** EXERCISE DETAILS **
Track down the lines that contain "背水一战" and copy them.

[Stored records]
┌──

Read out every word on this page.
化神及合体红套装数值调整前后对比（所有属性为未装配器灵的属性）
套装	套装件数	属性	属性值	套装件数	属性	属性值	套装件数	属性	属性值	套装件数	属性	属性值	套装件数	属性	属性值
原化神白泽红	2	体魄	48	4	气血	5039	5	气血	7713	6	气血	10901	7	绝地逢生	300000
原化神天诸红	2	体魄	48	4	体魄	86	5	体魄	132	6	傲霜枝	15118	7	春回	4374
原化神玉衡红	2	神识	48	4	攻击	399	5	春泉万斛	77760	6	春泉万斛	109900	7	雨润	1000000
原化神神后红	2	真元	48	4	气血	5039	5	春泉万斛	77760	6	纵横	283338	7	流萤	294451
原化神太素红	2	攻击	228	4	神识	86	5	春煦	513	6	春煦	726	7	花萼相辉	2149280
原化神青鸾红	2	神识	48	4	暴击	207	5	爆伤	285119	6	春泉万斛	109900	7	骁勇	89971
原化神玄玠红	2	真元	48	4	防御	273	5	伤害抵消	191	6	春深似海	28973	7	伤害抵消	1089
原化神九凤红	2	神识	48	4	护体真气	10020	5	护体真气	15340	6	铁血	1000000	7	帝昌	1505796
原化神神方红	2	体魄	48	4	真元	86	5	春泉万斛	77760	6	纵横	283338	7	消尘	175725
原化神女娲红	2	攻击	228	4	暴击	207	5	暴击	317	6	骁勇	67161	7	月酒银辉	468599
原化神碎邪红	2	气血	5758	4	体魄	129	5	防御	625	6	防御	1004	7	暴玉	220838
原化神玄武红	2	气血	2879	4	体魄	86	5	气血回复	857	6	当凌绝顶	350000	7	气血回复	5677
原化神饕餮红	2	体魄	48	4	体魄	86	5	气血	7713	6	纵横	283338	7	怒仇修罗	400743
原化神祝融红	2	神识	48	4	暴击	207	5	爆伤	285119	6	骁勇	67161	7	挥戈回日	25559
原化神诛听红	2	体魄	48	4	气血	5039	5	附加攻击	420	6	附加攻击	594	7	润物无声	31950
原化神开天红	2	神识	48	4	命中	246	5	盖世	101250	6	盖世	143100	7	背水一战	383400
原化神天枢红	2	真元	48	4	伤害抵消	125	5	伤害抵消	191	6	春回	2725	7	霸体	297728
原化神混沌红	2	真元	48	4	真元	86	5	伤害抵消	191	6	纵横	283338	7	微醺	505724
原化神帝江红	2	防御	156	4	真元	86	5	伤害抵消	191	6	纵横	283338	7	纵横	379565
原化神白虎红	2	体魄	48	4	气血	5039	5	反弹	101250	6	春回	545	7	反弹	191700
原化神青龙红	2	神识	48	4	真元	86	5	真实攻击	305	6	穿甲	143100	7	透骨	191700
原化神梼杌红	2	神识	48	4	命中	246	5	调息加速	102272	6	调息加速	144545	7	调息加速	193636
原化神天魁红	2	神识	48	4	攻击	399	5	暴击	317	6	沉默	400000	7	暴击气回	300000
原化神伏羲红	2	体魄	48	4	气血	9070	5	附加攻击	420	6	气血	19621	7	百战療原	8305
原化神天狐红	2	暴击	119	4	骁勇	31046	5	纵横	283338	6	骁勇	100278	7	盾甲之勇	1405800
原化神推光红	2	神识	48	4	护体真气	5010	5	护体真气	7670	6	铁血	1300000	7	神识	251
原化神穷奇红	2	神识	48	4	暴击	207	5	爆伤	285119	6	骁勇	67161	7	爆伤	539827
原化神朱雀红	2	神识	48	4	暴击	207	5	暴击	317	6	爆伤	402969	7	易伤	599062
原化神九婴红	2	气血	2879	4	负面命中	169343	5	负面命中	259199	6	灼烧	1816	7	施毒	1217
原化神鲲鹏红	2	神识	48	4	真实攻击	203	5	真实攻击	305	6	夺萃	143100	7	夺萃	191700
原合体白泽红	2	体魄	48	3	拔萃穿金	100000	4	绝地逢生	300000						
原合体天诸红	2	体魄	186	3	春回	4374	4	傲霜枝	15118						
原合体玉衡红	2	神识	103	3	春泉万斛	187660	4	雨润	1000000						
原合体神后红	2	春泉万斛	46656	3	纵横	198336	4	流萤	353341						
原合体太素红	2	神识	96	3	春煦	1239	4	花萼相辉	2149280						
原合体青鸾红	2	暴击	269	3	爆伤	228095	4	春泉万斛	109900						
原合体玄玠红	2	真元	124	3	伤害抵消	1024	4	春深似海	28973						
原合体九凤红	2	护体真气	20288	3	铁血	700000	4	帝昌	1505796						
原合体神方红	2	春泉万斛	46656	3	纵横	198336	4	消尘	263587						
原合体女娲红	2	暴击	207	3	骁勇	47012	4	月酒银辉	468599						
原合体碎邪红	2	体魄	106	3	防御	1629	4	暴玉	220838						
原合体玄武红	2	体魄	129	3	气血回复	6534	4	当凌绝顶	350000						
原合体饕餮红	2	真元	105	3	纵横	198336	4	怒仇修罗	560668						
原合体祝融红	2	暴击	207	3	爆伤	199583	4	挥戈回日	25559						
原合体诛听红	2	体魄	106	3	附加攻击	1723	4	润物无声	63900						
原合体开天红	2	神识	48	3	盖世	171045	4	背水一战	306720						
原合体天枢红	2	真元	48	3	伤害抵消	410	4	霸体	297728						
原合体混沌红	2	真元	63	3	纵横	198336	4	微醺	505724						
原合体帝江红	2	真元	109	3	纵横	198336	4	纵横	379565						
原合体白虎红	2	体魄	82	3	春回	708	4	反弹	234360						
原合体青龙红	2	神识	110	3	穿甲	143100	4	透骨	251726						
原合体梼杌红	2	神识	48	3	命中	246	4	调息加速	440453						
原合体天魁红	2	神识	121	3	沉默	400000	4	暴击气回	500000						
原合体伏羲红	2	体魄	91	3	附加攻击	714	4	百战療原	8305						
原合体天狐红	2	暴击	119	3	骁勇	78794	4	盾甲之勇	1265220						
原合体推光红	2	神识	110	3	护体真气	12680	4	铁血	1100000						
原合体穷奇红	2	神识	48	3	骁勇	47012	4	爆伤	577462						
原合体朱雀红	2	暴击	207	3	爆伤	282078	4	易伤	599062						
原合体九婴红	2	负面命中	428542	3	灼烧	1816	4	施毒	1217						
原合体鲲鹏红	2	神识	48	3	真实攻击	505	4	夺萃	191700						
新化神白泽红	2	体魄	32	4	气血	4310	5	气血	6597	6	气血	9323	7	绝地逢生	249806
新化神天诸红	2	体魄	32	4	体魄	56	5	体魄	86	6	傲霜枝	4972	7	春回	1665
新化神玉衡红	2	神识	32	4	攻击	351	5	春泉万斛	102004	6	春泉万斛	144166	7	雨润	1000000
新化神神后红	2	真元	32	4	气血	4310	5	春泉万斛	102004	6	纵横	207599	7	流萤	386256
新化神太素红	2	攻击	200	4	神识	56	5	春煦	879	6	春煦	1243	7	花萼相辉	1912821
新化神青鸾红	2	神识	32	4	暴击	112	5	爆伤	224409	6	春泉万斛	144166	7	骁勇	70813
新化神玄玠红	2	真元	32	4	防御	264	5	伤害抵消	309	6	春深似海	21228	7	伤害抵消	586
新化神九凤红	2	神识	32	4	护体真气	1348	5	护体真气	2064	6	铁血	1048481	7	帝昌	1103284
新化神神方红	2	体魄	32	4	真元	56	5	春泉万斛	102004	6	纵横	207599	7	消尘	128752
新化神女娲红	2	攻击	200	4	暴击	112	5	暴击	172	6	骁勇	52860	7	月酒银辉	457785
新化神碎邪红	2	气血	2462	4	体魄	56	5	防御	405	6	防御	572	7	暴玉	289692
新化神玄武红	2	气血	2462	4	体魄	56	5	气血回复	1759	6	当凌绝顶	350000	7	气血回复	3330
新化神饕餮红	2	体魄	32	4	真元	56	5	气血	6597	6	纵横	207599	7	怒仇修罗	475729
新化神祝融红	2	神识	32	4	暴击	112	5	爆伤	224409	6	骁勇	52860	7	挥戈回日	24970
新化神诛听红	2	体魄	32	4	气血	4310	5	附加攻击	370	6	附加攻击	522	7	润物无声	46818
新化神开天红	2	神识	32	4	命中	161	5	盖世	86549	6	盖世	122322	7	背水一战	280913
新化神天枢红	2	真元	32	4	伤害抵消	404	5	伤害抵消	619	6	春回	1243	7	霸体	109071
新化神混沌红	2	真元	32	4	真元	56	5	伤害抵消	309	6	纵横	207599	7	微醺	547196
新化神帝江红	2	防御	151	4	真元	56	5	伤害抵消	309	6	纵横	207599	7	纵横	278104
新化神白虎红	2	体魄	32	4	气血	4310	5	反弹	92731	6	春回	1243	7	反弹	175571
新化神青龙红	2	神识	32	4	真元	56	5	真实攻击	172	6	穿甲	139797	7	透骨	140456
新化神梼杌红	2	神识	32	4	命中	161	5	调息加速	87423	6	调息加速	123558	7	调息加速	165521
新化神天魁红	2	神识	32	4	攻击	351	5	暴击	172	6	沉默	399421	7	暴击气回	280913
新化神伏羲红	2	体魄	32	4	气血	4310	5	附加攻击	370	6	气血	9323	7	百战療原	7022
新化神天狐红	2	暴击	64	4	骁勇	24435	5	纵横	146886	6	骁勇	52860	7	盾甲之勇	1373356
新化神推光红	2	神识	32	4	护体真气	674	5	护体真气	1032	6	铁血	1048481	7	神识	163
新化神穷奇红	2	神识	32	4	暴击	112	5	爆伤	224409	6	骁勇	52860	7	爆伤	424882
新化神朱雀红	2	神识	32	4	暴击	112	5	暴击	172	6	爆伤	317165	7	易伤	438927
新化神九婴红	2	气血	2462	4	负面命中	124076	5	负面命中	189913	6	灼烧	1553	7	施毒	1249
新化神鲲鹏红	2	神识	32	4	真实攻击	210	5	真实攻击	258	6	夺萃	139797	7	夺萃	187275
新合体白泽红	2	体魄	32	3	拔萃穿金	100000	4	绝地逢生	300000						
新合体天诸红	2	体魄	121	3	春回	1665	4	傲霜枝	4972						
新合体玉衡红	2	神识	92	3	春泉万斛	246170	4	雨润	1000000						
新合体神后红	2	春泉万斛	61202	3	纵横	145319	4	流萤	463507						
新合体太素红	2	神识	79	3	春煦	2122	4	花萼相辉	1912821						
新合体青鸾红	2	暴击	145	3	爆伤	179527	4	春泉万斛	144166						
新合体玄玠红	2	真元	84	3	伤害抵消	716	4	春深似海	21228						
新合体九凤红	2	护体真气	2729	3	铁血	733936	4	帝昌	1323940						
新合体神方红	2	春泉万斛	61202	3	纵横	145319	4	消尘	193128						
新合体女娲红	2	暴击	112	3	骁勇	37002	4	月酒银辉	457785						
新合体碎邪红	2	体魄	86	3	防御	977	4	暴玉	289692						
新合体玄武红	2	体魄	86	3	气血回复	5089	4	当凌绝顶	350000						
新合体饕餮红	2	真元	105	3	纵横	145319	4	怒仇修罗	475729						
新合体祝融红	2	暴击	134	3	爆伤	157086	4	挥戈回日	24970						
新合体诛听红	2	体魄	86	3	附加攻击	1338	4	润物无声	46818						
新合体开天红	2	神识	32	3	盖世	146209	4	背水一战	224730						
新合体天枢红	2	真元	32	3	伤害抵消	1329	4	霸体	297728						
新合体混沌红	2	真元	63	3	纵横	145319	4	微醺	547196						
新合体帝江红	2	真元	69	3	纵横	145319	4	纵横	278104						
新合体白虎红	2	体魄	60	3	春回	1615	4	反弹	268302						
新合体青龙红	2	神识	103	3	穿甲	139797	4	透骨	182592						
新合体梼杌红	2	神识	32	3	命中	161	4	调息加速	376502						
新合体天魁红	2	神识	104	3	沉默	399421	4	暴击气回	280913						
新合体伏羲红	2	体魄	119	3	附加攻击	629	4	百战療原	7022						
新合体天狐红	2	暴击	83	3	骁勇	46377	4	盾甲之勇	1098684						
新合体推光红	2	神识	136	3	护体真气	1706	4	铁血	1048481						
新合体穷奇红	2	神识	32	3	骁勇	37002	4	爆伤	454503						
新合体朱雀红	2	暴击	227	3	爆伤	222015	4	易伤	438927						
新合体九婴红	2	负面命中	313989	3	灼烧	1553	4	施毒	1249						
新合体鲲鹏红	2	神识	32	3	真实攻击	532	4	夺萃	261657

└──

** EXERCISE RESPONSE **
原化神开天红	2	神识	48	4	命中	246	5	盖世	101250	6	盖世	143100	7	背水一战	383400
原合体开天红	2	神识	48	3	盖世	171045	4	背水一战	306720						
新化神开天红	2	神识	32	4	命中	161	5	盖世	86549	6	盖世	122322	7	背水一战	280913
新合体开天红	2	神识	32	3	盖世	146209	4	背水一战	224730						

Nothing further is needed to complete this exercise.